Task data =>
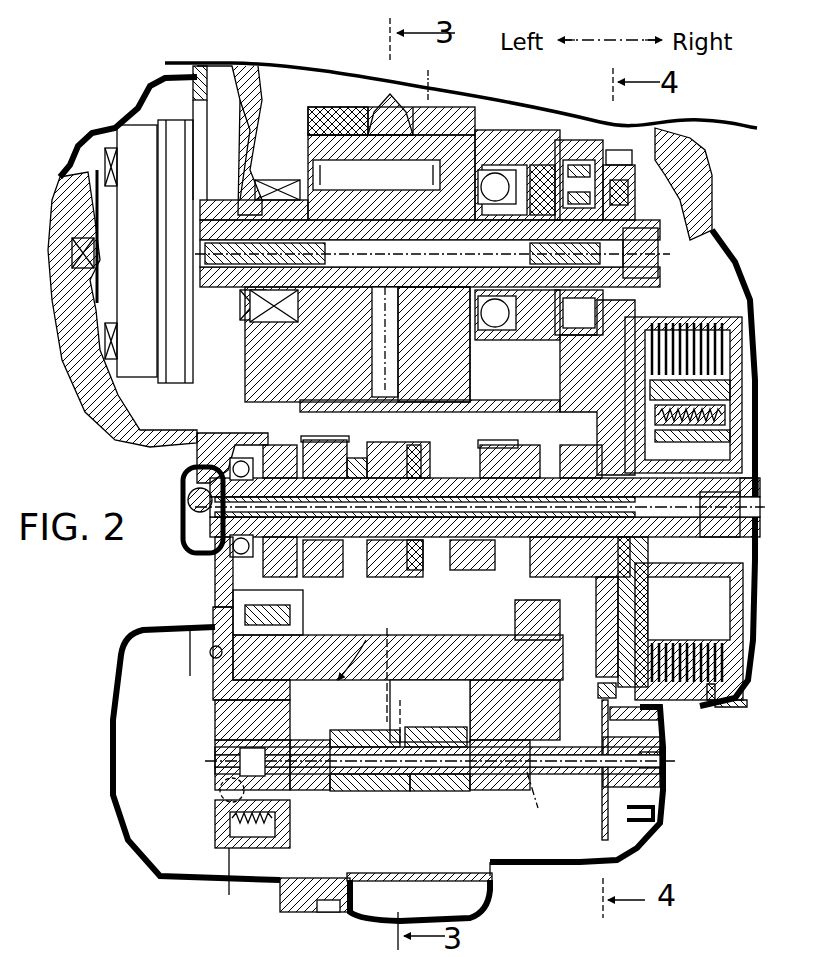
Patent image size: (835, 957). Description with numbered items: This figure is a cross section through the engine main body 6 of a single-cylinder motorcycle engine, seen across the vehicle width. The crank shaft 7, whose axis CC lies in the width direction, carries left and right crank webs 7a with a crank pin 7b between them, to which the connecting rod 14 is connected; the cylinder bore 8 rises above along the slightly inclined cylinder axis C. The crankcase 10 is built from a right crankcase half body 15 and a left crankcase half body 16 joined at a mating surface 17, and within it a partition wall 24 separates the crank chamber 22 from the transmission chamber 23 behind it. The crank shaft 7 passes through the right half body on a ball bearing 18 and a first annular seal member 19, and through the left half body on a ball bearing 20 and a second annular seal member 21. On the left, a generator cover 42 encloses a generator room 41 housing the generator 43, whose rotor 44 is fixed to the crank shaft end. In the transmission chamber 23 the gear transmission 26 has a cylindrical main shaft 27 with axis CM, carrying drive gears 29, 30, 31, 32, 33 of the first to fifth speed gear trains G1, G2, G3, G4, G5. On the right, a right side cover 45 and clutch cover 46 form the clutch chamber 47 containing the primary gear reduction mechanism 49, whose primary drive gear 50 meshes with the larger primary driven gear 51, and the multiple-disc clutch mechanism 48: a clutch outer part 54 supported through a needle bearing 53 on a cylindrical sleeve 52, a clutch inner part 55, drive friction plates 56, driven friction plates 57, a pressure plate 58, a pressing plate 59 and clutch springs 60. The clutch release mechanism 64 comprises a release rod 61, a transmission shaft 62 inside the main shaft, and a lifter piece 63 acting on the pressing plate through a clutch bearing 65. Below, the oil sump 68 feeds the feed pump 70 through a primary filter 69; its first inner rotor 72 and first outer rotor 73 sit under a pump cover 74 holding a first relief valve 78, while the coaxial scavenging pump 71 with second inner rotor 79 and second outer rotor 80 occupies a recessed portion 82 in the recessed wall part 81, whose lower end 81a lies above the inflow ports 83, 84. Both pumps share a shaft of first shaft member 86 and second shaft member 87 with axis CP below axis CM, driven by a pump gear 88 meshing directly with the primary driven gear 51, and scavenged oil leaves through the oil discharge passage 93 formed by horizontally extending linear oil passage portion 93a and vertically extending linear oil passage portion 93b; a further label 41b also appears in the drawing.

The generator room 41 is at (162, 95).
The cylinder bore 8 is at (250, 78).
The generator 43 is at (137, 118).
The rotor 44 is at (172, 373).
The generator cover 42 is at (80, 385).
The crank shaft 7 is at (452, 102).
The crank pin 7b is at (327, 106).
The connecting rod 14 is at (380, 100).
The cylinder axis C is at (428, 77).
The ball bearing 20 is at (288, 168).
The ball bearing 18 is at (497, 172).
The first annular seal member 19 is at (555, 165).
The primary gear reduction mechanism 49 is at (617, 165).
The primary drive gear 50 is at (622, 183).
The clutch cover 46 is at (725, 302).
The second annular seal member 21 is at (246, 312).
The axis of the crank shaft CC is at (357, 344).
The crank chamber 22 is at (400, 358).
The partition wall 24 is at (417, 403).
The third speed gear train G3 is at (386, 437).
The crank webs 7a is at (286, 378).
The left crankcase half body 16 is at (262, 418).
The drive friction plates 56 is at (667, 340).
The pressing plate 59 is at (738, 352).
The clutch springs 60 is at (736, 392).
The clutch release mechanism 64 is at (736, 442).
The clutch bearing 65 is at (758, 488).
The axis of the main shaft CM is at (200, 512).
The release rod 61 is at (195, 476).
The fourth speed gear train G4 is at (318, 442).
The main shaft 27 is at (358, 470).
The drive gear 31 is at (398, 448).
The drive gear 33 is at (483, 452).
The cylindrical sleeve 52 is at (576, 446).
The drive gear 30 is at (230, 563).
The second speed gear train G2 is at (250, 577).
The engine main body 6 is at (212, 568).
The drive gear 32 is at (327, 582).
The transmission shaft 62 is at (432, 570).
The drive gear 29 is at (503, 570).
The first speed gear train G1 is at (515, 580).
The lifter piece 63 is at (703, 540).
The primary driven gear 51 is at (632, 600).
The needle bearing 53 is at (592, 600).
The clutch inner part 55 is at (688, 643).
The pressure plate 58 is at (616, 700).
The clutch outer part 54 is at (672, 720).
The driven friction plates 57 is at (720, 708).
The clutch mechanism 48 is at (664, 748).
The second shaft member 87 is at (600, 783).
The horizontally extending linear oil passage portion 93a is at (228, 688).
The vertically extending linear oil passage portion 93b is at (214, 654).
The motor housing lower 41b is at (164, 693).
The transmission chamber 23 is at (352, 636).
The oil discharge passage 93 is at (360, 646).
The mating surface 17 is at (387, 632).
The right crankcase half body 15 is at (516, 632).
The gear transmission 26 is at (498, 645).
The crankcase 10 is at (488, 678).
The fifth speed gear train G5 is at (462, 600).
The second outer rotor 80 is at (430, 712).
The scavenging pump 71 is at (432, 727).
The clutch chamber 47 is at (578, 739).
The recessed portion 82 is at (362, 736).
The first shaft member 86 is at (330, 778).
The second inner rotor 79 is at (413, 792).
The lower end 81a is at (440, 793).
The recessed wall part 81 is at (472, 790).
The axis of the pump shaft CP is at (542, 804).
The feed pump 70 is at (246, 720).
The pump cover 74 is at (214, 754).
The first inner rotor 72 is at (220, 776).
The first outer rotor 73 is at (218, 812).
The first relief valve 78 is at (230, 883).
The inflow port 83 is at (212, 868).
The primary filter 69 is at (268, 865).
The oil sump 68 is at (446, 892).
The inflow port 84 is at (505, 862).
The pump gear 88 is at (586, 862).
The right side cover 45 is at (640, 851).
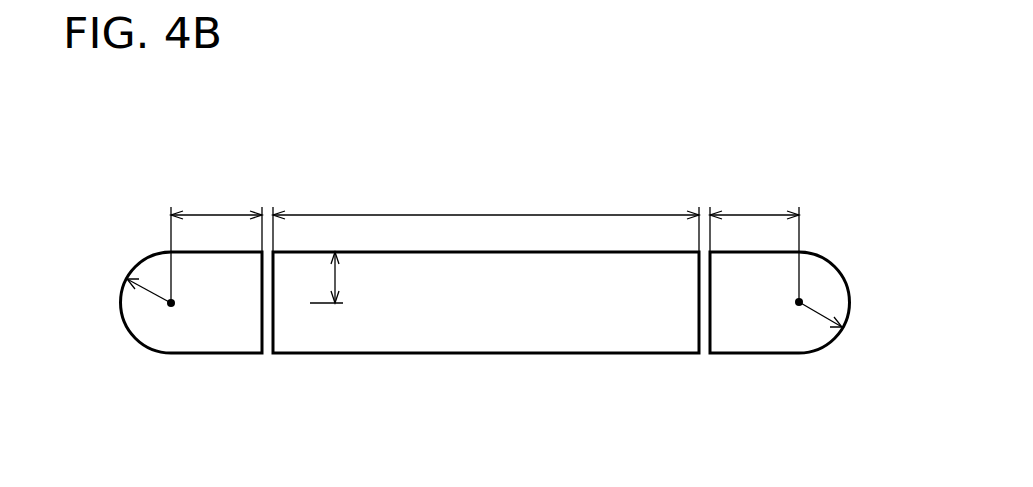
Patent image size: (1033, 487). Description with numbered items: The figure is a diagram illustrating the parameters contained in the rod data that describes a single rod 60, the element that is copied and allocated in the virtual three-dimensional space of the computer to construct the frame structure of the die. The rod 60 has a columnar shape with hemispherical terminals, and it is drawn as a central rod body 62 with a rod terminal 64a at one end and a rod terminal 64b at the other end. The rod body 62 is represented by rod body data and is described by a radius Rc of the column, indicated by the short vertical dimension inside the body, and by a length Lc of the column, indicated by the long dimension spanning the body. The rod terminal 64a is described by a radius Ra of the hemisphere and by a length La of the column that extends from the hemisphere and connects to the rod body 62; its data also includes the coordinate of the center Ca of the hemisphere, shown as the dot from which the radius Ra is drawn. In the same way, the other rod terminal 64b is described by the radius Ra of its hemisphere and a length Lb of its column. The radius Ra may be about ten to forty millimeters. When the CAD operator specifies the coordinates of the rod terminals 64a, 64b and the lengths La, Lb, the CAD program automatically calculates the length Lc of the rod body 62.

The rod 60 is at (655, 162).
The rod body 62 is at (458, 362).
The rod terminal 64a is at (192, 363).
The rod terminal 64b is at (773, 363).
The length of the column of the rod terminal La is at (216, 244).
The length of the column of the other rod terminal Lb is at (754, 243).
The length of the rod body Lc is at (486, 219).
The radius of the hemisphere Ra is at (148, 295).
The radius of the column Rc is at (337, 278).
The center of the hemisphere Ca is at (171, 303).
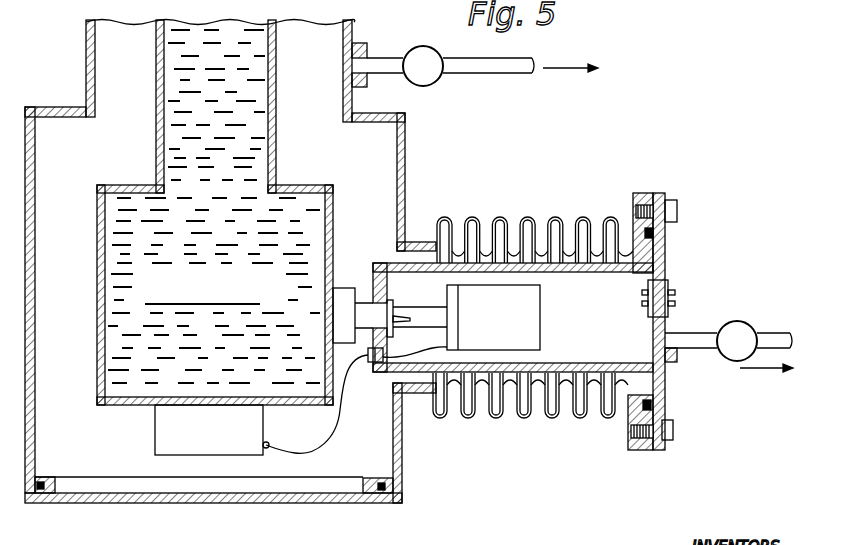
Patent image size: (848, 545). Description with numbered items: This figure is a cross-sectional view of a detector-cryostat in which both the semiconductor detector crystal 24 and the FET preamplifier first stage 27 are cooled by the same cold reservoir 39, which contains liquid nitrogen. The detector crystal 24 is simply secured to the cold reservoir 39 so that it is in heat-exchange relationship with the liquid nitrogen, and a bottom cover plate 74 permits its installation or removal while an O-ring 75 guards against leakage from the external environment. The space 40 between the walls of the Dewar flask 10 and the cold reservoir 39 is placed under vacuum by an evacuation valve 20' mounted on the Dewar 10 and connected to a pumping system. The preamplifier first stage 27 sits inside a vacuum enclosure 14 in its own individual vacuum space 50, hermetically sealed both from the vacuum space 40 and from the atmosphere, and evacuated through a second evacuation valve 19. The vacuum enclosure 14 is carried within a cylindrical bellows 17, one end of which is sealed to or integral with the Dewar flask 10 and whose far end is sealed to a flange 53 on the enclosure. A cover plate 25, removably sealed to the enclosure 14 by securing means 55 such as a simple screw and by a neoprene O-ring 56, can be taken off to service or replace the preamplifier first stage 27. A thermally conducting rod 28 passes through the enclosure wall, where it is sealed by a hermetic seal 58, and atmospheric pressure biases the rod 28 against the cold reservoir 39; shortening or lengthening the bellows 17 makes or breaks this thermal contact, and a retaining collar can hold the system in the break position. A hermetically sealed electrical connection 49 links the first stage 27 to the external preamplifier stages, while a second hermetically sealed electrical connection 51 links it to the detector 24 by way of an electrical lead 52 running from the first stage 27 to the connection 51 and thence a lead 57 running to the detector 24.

Problem to work on =>
Pull out of the material, word for word, the lines from the one containing "Patent image size: (1033, 487)." through the one containing "The radius of the column Rc is at (337, 278).", including both of those lines.

Result of the exercise =>
Patent image size: (1033, 487). Description with numbered items: The figure is a diagram illustrating the parameters contained in the rod data that describes a single rod 60, the element that is copied and allocated in the virtual three-dimensional space of the computer to construct the frame structure of the die. The rod 60 has a columnar shape with hemispherical terminals, and it is drawn as a central rod body 62 with a rod terminal 64a at one end and a rod terminal 64b at the other end. The rod body 62 is represented by rod body data and is described by a radius Rc of the column, indicated by the short vertical dimension inside the body, and by a length Lc of the column, indicated by the long dimension spanning the body. The rod terminal 64a is described by a radius Ra of the hemisphere and by a length La of the column that extends from the hemisphere and connects to the rod body 62; its data also includes the coordinate of the center Ca of the hemisphere, shown as the dot from which the radius Ra is drawn. In the same way, the other rod terminal 64b is described by the radius Ra of its hemisphere and a length Lb of its column. The radius Ra may be about ten to forty millimeters. When the CAD operator specifies the coordinates of the rod terminals 64a, 64b and the lengths La, Lb, the CAD program automatically calculates the length Lc of the rod body 62.

The rod 60 is at (655, 162).
The rod body 62 is at (458, 362).
The rod terminal 64a is at (192, 363).
The rod terminal 64b is at (773, 363).
The length of the column of the rod terminal La is at (216, 244).
The length of the column of the other rod terminal Lb is at (754, 243).
The length of the rod body Lc is at (486, 219).
The radius of the hemisphere Ra is at (148, 295).
The radius of the column Rc is at (337, 278).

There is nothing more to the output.